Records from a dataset
··········
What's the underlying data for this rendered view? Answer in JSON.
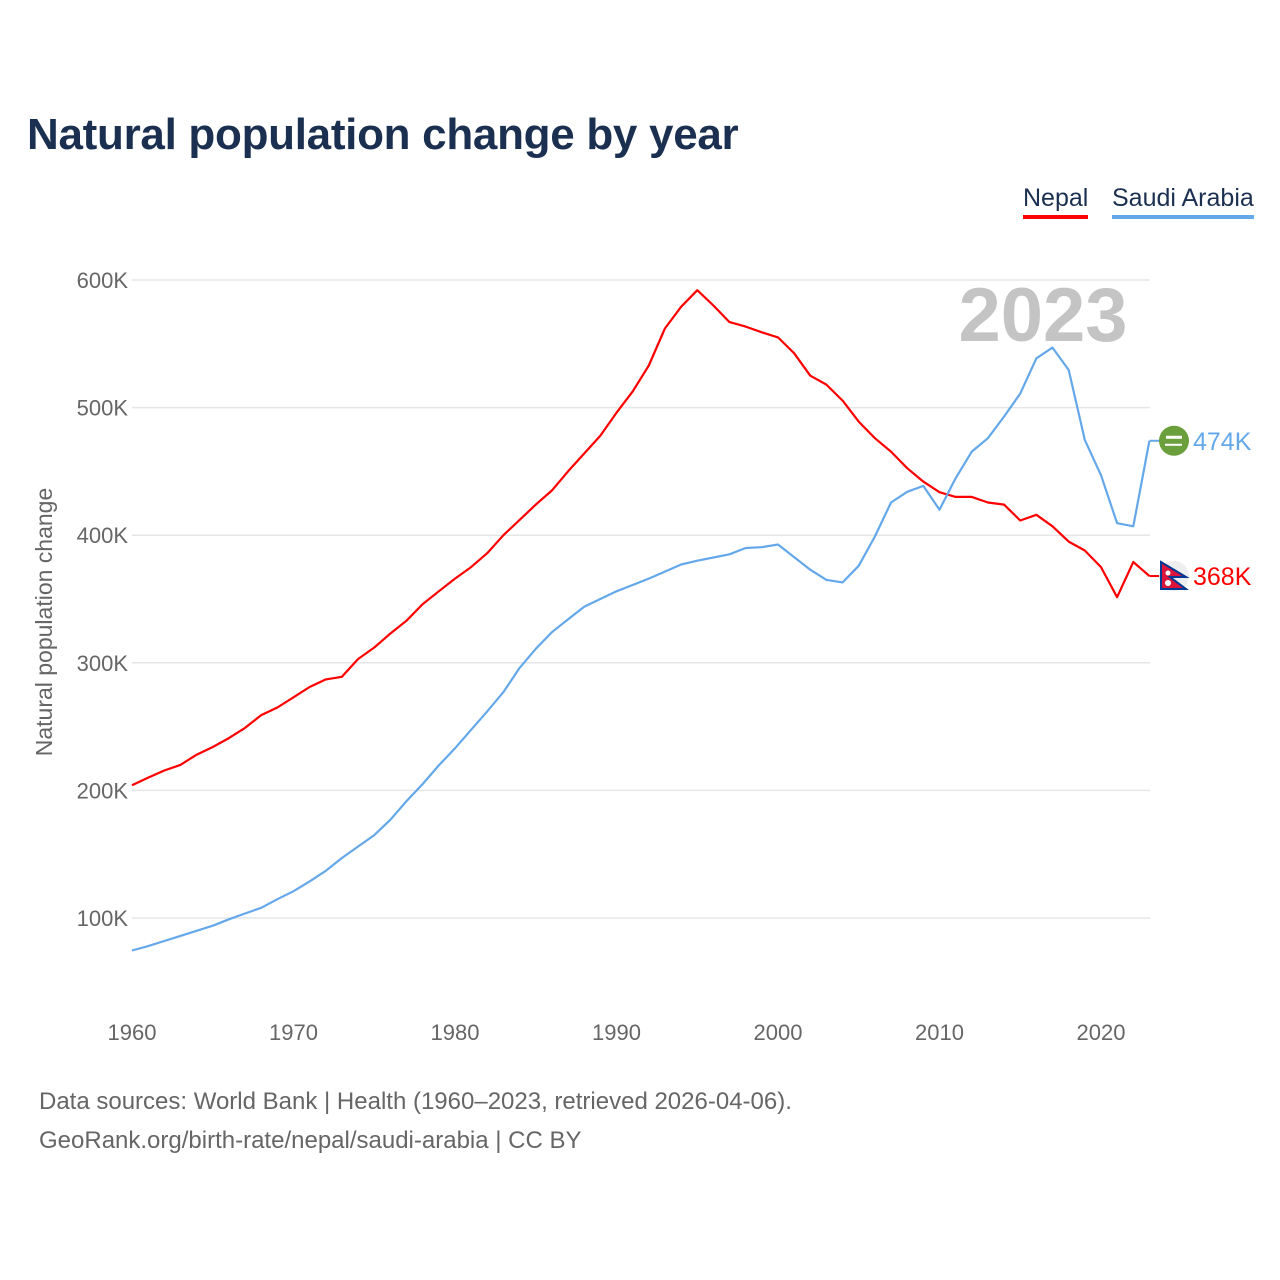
{
  "chart_data": {
    "type": "line",
    "title": "Natural population change by year",
    "xlabel": "",
    "ylabel": "Natural population change",
    "xlim": [
      1960,
      2023
    ],
    "ylim": [
      40,
      650
    ],
    "yticks": [
      100,
      200,
      300,
      400,
      500,
      600
    ],
    "ytick_labels": [
      "100K",
      "200K",
      "300K",
      "400K",
      "500K",
      "600K"
    ],
    "xticks": [
      1960,
      1970,
      1980,
      1990,
      2000,
      2010,
      2020
    ],
    "xtick_labels": [
      "1960",
      "1970",
      "1980",
      "1990",
      "2000",
      "2010",
      "2020"
    ],
    "grid": "horizontal",
    "legend_position": "top-right",
    "year_label": "2023",
    "x_start": 1960,
    "unit": "thousands",
    "series": [
      {
        "name": "Nepal",
        "color": "#ff0000",
        "end_label": "368K",
        "flag_icon": "nepal-flag-icon",
        "values": [
          204,
          210,
          215.6,
          220,
          228,
          234,
          241,
          249,
          259,
          265,
          273,
          281,
          287,
          289,
          303,
          312,
          323,
          333,
          346,
          356,
          366,
          375,
          386,
          400,
          412,
          424,
          435,
          450,
          464,
          478,
          496,
          512.5,
          533,
          562,
          579,
          592,
          580,
          567,
          563.5,
          559,
          555,
          542.6,
          525,
          518,
          505.5,
          489,
          476,
          465.5,
          452.5,
          442,
          433.7,
          430,
          430,
          425.6,
          424,
          411.5,
          416,
          407,
          395,
          388,
          375,
          351.4,
          379,
          368
        ]
      },
      {
        "name": "Saudi Arabia",
        "color": "#64a8ea",
        "end_label": "474K",
        "flag_icon": "saudi-arabia-flag-icon",
        "values": [
          74.5,
          78,
          82,
          86,
          90,
          94,
          99,
          103.5,
          108,
          114.7,
          121,
          128.7,
          137,
          147,
          156,
          165,
          177,
          191.6,
          205,
          219.6,
          233,
          247.5,
          262,
          277,
          296,
          311,
          324,
          334,
          344,
          350,
          356,
          361,
          366,
          371.5,
          377,
          380,
          382.5,
          385,
          390,
          390.6,
          392.7,
          382.8,
          373,
          365,
          363,
          376,
          399,
          425.6,
          434,
          438.6,
          420,
          444.6,
          465.5,
          476,
          493,
          511,
          538.6,
          547,
          529.5,
          474.7,
          447,
          409.4,
          407,
          474
        ]
      }
    ]
  },
  "footer": {
    "line1": "Data sources: World Bank | Health (1960–2023, retrieved 2026-04-06).",
    "line2": "GeoRank.org/birth-rate/nepal/saudi-arabia | CC BY"
  }
}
··········
▶ _Short exercise_
Transcribe all the records above word for word, without their images.

▶ _The reply_
What's the underlying data for this rendered view? Answer in JSON.
{
  "chart_data": {
    "type": "line",
    "title": "Natural population change by year",
    "xlabel": "",
    "ylabel": "Natural population change",
    "xlim": [
      1960,
      2023
    ],
    "ylim": [
      40,
      650
    ],
    "yticks": [
      100,
      200,
      300,
      400,
      500,
      600
    ],
    "ytick_labels": [
      "100K",
      "200K",
      "300K",
      "400K",
      "500K",
      "600K"
    ],
    "xticks": [
      1960,
      1970,
      1980,
      1990,
      2000,
      2010,
      2020
    ],
    "xtick_labels": [
      "1960",
      "1970",
      "1980",
      "1990",
      "2000",
      "2010",
      "2020"
    ],
    "grid": "horizontal",
    "legend_position": "top-right",
    "year_label": "2023",
    "x_start": 1960,
    "unit": "thousands",
    "series": [
      {
        "name": "Nepal",
        "color": "#ff0000",
        "end_label": "368K",
        "flag_icon": "nepal-flag-icon",
        "values": [
          204,
          210,
          215.6,
          220,
          228,
          234,
          241,
          249,
          259,
          265,
          273,
          281,
          287,
          289,
          303,
          312,
          323,
          333,
          346,
          356,
          366,
          375,
          386,
          400,
          412,
          424,
          435,
          450,
          464,
          478,
          496,
          512.5,
          533,
          562,
          579,
          592,
          580,
          567,
          563.5,
          559,
          555,
          542.6,
          525,
          518,
          505.5,
          489,
          476,
          465.5,
          452.5,
          442,
          433.7,
          430,
          430,
          425.6,
          424,
          411.5,
          416,
          407,
          395,
          388,
          375,
          351.4,
          379,
          368
        ]
      },
      {
        "name": "Saudi Arabia",
        "color": "#64a8ea",
        "end_label": "474K",
        "flag_icon": "saudi-arabia-flag-icon",
        "values": [
          74.5,
          78,
          82,
          86,
          90,
          94,
          99,
          103.5,
          108,
          114.7,
          121,
          128.7,
          137,
          147,
          156,
          165,
          177,
          191.6,
          205,
          219.6,
          233,
          247.5,
          262,
          277,
          296,
          311,
          324,
          334,
          344,
          350,
          356,
          361,
          366,
          371.5,
          377,
          380,
          382.5,
          385,
          390,
          390.6,
          392.7,
          382.8,
          373,
          365,
          363,
          376,
          399,
          425.6,
          434,
          438.6,
          420,
          444.6,
          465.5,
          476,
          493,
          511,
          538.6,
          547,
          529.5,
          474.7,
          447,
          409.4,
          407,
          474
        ]
      }
    ]
  },
  "footer": {
    "line1": "Data sources: World Bank | Health (1960–2023, retrieved 2026-04-06).",
    "line2": "GeoRank.org/birth-rate/nepal/saudi-arabia | CC BY"
  }
}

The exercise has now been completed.